WHAT THE TASK ASKS:
Answer with one number only: the number of lines that include the word "Query".

--- begin MATERIAL FOR THIS TASK ---

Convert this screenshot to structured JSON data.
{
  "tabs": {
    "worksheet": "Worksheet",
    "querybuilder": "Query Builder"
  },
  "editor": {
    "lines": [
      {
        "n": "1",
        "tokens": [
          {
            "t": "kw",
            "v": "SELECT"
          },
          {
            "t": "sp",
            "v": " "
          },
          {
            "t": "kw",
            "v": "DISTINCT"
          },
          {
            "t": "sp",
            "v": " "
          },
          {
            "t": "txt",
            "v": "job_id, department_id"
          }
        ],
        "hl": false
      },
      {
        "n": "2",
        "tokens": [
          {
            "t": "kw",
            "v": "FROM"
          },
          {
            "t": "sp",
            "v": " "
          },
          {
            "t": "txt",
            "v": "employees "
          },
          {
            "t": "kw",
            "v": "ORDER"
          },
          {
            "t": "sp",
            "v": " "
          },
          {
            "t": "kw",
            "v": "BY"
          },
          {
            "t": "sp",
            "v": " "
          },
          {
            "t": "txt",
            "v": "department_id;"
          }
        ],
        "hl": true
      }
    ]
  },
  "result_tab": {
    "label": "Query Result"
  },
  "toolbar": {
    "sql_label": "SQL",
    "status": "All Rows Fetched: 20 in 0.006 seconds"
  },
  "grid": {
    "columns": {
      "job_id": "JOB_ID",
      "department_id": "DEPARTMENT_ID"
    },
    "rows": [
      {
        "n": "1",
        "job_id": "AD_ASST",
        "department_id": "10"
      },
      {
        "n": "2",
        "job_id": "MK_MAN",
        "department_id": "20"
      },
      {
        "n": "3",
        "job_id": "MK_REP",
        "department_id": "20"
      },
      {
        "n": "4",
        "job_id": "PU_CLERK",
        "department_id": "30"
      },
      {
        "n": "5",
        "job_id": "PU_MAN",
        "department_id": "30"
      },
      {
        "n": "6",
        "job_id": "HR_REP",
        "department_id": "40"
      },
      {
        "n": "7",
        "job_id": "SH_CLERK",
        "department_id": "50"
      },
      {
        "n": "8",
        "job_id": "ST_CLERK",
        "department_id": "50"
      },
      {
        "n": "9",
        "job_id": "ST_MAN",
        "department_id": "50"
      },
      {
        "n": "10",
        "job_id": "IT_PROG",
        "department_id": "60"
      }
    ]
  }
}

--- end MATERIAL FOR THIS TASK ---

RESULT FOR THIS EXERCISE:
2